__SOURCE RECORDS__:
◆ ◆ ◆ ◆ ◆
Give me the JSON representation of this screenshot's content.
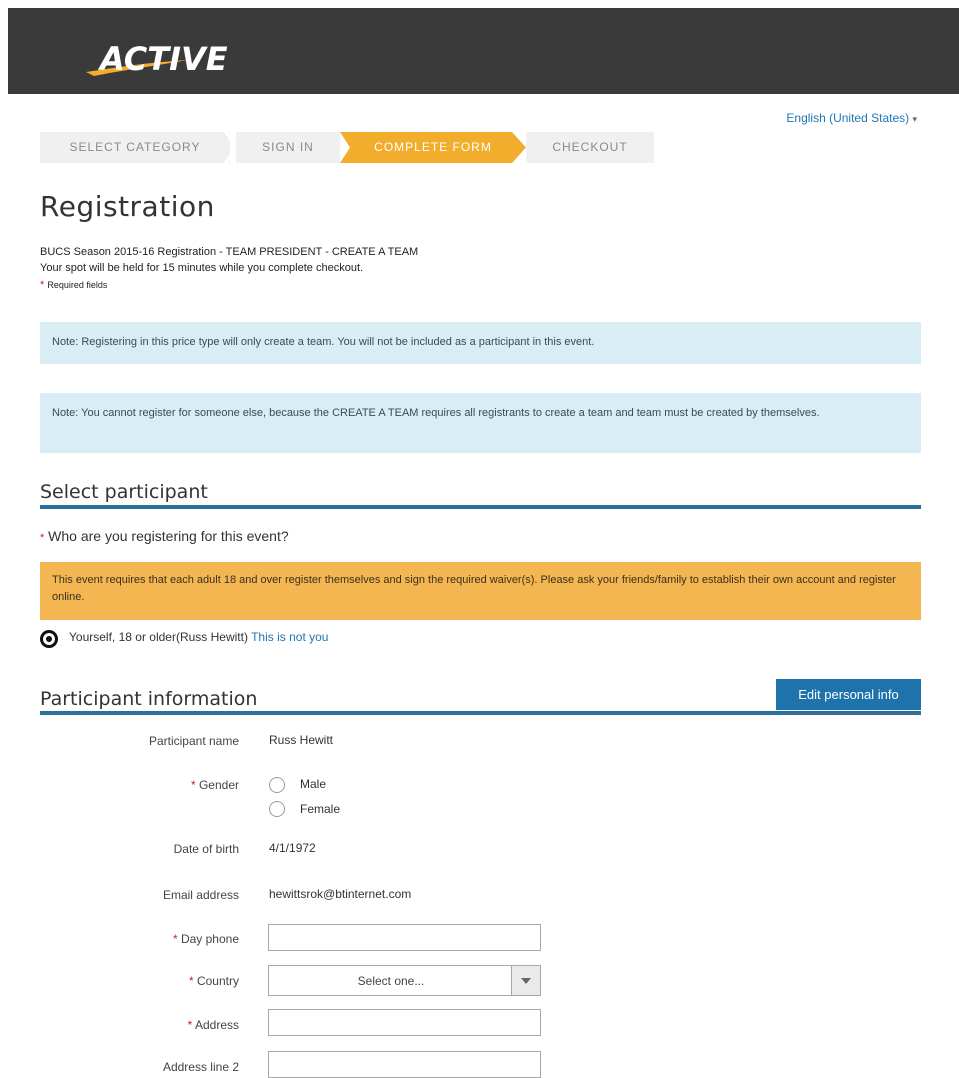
{
  "header": {
    "logo_text": "ACTIVE"
  },
  "language": {
    "label": "English (United States)",
    "caret": "▾"
  },
  "steps": [
    {
      "label": "SELECT CATEGORY",
      "active": false
    },
    {
      "label": "SIGN IN",
      "active": false
    },
    {
      "label": "COMPLETE FORM",
      "active": true
    },
    {
      "label": "CHECKOUT",
      "active": false
    }
  ],
  "colors": {
    "accent": "#f2ad2d",
    "header": "#3a3a3a",
    "rule": "#2b6f9b",
    "button": "#1e73ab",
    "note": "#d9edf5",
    "warning": "#f3b650"
  },
  "page": {
    "title": "Registration",
    "event_line": "BUCS Season 2015-16 Registration - TEAM PRESIDENT - CREATE A TEAM",
    "hold_line": "Your spot will be held for 15 minutes while you complete checkout.",
    "required_marker": "*",
    "required_text": "Required fields"
  },
  "notes": {
    "note1": "Note: Registering in this price type will only create a team. You will not be included as a participant in this event.",
    "note2": "Note: You cannot register for someone else, because the CREATE A TEAM requires all registrants to create a team and team must be created by themselves."
  },
  "select_participant": {
    "title": "Select participant",
    "question": "Who are you registering for this event?",
    "warning": "This event requires that each adult 18 and over register themselves and sign the required waiver(s). Please ask your friends/family to establish their own account and register online.",
    "option_label": "Yourself, 18 or older(Russ Hewitt)",
    "not_you_link": "This is not you"
  },
  "participant_info": {
    "title": "Participant information",
    "edit_button": "Edit personal info",
    "fields": {
      "name_label": "Participant name",
      "name_value": "Russ Hewitt",
      "gender_label": "Gender",
      "gender_male": "Male",
      "gender_female": "Female",
      "dob_label": "Date of birth",
      "dob_value": "4/1/1972",
      "email_label": "Email address",
      "email_value": "hewittsrok@btinternet.com",
      "phone_label": "Day phone",
      "country_label": "Country",
      "country_placeholder": "Select one...",
      "address_label": "Address",
      "address2_label": "Address line 2"
    }
  }
}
◆ ◆ ◆ ◆ ◆
__WHAT IS ASKED__:
Set down the lines of the records above exactly, apart from the pictures.

__TASK RESPONSE__:
Give me the JSON representation of this screenshot's content.
{
  "header": {
    "logo_text": "ACTIVE"
  },
  "language": {
    "label": "English (United States)",
    "caret": "▾"
  },
  "steps": [
    {
      "label": "SELECT CATEGORY",
      "active": false
    },
    {
      "label": "SIGN IN",
      "active": false
    },
    {
      "label": "COMPLETE FORM",
      "active": true
    },
    {
      "label": "CHECKOUT",
      "active": false
    }
  ],
  "colors": {
    "accent": "#f2ad2d",
    "header": "#3a3a3a",
    "rule": "#2b6f9b",
    "button": "#1e73ab",
    "note": "#d9edf5",
    "warning": "#f3b650"
  },
  "page": {
    "title": "Registration",
    "event_line": "BUCS Season 2015-16 Registration - TEAM PRESIDENT - CREATE A TEAM",
    "hold_line": "Your spot will be held for 15 minutes while you complete checkout.",
    "required_marker": "*",
    "required_text": "Required fields"
  },
  "notes": {
    "note1": "Note: Registering in this price type will only create a team. You will not be included as a participant in this event.",
    "note2": "Note: You cannot register for someone else, because the CREATE A TEAM requires all registrants to create a team and team must be created by themselves."
  },
  "select_participant": {
    "title": "Select participant",
    "question": "Who are you registering for this event?",
    "warning": "This event requires that each adult 18 and over register themselves and sign the required waiver(s). Please ask your friends/family to establish their own account and register online.",
    "option_label": "Yourself, 18 or older(Russ Hewitt)",
    "not_you_link": "This is not you"
  },
  "participant_info": {
    "title": "Participant information",
    "edit_button": "Edit personal info",
    "fields": {
      "name_label": "Participant name",
      "name_value": "Russ Hewitt",
      "gender_label": "Gender",
      "gender_male": "Male",
      "gender_female": "Female",
      "dob_label": "Date of birth",
      "dob_value": "4/1/1972",
      "email_label": "Email address",
      "email_value": "hewittsrok@btinternet.com",
      "phone_label": "Day phone",
      "country_label": "Country",
      "country_placeholder": "Select one...",
      "address_label": "Address",
      "address2_label": "Address line 2"
    }
  }
}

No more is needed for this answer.